WRITTEN TASK
Print the listing that follows, character for character.
'''
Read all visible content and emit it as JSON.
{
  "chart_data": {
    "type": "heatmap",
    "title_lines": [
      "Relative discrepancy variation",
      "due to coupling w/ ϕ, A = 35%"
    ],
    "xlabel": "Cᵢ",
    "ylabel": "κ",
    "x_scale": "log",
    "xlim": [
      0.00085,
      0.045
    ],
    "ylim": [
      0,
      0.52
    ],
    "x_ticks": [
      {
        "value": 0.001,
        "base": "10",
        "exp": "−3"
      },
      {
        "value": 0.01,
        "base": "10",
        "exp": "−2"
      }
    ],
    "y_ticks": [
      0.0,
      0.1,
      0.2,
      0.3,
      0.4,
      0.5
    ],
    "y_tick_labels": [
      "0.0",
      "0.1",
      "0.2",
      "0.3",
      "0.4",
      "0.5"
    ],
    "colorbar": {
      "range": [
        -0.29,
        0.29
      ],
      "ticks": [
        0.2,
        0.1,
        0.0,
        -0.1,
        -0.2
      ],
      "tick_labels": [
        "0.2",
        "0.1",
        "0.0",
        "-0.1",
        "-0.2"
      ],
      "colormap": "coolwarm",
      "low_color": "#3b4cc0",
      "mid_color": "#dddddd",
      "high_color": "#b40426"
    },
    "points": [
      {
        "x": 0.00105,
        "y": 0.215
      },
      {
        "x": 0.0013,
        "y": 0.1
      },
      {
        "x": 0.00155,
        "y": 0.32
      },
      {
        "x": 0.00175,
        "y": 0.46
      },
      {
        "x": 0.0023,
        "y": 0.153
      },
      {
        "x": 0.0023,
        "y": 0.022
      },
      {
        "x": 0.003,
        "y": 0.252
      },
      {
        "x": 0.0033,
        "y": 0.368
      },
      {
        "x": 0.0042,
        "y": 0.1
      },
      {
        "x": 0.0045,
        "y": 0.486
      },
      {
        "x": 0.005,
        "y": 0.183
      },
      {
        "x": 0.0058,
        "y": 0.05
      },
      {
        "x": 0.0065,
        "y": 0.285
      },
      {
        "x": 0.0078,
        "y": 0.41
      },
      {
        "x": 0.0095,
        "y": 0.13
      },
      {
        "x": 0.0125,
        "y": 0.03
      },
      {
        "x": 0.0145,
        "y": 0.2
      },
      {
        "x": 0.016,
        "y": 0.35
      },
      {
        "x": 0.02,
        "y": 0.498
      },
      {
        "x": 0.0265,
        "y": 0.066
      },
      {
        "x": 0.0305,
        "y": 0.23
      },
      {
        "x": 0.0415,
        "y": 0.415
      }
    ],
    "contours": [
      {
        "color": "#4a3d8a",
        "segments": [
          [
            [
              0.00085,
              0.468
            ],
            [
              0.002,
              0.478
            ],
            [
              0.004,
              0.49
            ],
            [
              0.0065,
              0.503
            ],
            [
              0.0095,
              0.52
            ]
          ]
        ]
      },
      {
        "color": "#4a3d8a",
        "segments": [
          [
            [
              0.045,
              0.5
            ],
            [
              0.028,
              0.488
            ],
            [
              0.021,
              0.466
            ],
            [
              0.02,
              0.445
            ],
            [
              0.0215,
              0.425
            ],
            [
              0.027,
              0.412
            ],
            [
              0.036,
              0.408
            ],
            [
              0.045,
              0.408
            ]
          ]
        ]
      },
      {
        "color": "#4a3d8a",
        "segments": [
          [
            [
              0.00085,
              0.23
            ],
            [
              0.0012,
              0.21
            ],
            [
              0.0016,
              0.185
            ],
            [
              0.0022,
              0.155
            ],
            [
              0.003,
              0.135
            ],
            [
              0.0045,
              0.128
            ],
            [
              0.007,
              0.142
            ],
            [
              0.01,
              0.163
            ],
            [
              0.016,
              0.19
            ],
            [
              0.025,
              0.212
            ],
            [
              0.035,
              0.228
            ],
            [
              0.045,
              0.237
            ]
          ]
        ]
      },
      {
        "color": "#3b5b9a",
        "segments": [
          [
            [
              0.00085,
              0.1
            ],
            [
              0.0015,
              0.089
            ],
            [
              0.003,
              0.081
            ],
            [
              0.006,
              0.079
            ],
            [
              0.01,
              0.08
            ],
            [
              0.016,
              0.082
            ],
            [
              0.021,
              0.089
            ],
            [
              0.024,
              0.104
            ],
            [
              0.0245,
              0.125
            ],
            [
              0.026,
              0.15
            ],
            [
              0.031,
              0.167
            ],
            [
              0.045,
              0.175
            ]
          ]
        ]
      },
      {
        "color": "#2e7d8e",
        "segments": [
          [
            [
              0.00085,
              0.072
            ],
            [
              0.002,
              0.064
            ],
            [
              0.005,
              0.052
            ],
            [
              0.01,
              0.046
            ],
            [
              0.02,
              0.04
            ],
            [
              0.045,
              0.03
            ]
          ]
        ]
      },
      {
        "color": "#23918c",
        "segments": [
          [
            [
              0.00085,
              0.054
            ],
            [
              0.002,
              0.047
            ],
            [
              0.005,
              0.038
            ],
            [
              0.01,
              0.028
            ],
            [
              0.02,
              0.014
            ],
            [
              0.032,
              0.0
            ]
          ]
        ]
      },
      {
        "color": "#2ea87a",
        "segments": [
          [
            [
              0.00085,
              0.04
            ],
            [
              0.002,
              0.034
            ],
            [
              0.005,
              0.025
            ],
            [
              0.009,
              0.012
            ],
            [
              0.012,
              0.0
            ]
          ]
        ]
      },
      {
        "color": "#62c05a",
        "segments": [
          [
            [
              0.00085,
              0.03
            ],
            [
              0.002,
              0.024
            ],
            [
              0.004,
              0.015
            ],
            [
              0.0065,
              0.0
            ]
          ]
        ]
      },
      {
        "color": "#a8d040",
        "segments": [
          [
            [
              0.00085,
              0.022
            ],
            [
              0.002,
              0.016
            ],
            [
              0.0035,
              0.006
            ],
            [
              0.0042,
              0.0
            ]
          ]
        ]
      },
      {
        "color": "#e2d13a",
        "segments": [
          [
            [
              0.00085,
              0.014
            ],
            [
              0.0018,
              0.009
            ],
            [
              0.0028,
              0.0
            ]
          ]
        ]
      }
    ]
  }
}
'''
OUTPUT OF THE TASK
Read all visible content and emit it as JSON.
{
  "chart_data": {
    "type": "heatmap",
    "title_lines": [
      "Relative discrepancy variation",
      "due to coupling w/ ϕ, A = 35%"
    ],
    "xlabel": "Cᵢ",
    "ylabel": "κ",
    "x_scale": "log",
    "xlim": [
      0.00085,
      0.045
    ],
    "ylim": [
      0,
      0.52
    ],
    "x_ticks": [
      {
        "value": 0.001,
        "base": "10",
        "exp": "−3"
      },
      {
        "value": 0.01,
        "base": "10",
        "exp": "−2"
      }
    ],
    "y_ticks": [
      0.0,
      0.1,
      0.2,
      0.3,
      0.4,
      0.5
    ],
    "y_tick_labels": [
      "0.0",
      "0.1",
      "0.2",
      "0.3",
      "0.4",
      "0.5"
    ],
    "colorbar": {
      "range": [
        -0.29,
        0.29
      ],
      "ticks": [
        0.2,
        0.1,
        0.0,
        -0.1,
        -0.2
      ],
      "tick_labels": [
        "0.2",
        "0.1",
        "0.0",
        "-0.1",
        "-0.2"
      ],
      "colormap": "coolwarm",
      "low_color": "#3b4cc0",
      "mid_color": "#dddddd",
      "high_color": "#b40426"
    },
    "points": [
      {
        "x": 0.00105,
        "y": 0.215
      },
      {
        "x": 0.0013,
        "y": 0.1
      },
      {
        "x": 0.00155,
        "y": 0.32
      },
      {
        "x": 0.00175,
        "y": 0.46
      },
      {
        "x": 0.0023,
        "y": 0.153
      },
      {
        "x": 0.0023,
        "y": 0.022
      },
      {
        "x": 0.003,
        "y": 0.252
      },
      {
        "x": 0.0033,
        "y": 0.368
      },
      {
        "x": 0.0042,
        "y": 0.1
      },
      {
        "x": 0.0045,
        "y": 0.486
      },
      {
        "x": 0.005,
        "y": 0.183
      },
      {
        "x": 0.0058,
        "y": 0.05
      },
      {
        "x": 0.0065,
        "y": 0.285
      },
      {
        "x": 0.0078,
        "y": 0.41
      },
      {
        "x": 0.0095,
        "y": 0.13
      },
      {
        "x": 0.0125,
        "y": 0.03
      },
      {
        "x": 0.0145,
        "y": 0.2
      },
      {
        "x": 0.016,
        "y": 0.35
      },
      {
        "x": 0.02,
        "y": 0.498
      },
      {
        "x": 0.0265,
        "y": 0.066
      },
      {
        "x": 0.0305,
        "y": 0.23
      },
      {
        "x": 0.0415,
        "y": 0.415
      }
    ],
    "contours": [
      {
        "color": "#4a3d8a",
        "segments": [
          [
            [
              0.00085,
              0.468
            ],
            [
              0.002,
              0.478
            ],
            [
              0.004,
              0.49
            ],
            [
              0.0065,
              0.503
            ],
            [
              0.0095,
              0.52
            ]
          ]
        ]
      },
      {
        "color": "#4a3d8a",
        "segments": [
          [
            [
              0.045,
              0.5
            ],
            [
              0.028,
              0.488
            ],
            [
              0.021,
              0.466
            ],
            [
              0.02,
              0.445
            ],
            [
              0.0215,
              0.425
            ],
            [
              0.027,
              0.412
            ],
            [
              0.036,
              0.408
            ],
            [
              0.045,
              0.408
            ]
          ]
        ]
      },
      {
        "color": "#4a3d8a",
        "segments": [
          [
            [
              0.00085,
              0.23
            ],
            [
              0.0012,
              0.21
            ],
            [
              0.0016,
              0.185
            ],
            [
              0.0022,
              0.155
            ],
            [
              0.003,
              0.135
            ],
            [
              0.0045,
              0.128
            ],
            [
              0.007,
              0.142
            ],
            [
              0.01,
              0.163
            ],
            [
              0.016,
              0.19
            ],
            [
              0.025,
              0.212
            ],
            [
              0.035,
              0.228
            ],
            [
              0.045,
              0.237
            ]
          ]
        ]
      },
      {
        "color": "#3b5b9a",
        "segments": [
          [
            [
              0.00085,
              0.1
            ],
            [
              0.0015,
              0.089
            ],
            [
              0.003,
              0.081
            ],
            [
              0.006,
              0.079
            ],
            [
              0.01,
              0.08
            ],
            [
              0.016,
              0.082
            ],
            [
              0.021,
              0.089
            ],
            [
              0.024,
              0.104
            ],
            [
              0.0245,
              0.125
            ],
            [
              0.026,
              0.15
            ],
            [
              0.031,
              0.167
            ],
            [
              0.045,
              0.175
            ]
          ]
        ]
      },
      {
        "color": "#2e7d8e",
        "segments": [
          [
            [
              0.00085,
              0.072
            ],
            [
              0.002,
              0.064
            ],
            [
              0.005,
              0.052
            ],
            [
              0.01,
              0.046
            ],
            [
              0.02,
              0.04
            ],
            [
              0.045,
              0.03
            ]
          ]
        ]
      },
      {
        "color": "#23918c",
        "segments": [
          [
            [
              0.00085,
              0.054
            ],
            [
              0.002,
              0.047
            ],
            [
              0.005,
              0.038
            ],
            [
              0.01,
              0.028
            ],
            [
              0.02,
              0.014
            ],
            [
              0.032,
              0.0
            ]
          ]
        ]
      },
      {
        "color": "#2ea87a",
        "segments": [
          [
            [
              0.00085,
              0.04
            ],
            [
              0.002,
              0.034
            ],
            [
              0.005,
              0.025
            ],
            [
              0.009,
              0.012
            ],
            [
              0.012,
              0.0
            ]
          ]
        ]
      },
      {
        "color": "#62c05a",
        "segments": [
          [
            [
              0.00085,
              0.03
            ],
            [
              0.002,
              0.024
            ],
            [
              0.004,
              0.015
            ],
            [
              0.0065,
              0.0
            ]
          ]
        ]
      },
      {
        "color": "#a8d040",
        "segments": [
          [
            [
              0.00085,
              0.022
            ],
            [
              0.002,
              0.016
            ],
            [
              0.0035,
              0.006
            ],
            [
              0.0042,
              0.0
            ]
          ]
        ]
      },
      {
        "color": "#e2d13a",
        "segments": [
          [
            [
              0.00085,
              0.014
            ],
            [
              0.0018,
              0.009
            ],
            [
              0.0028,
              0.0
            ]
          ]
        ]
      }
    ]
  }
}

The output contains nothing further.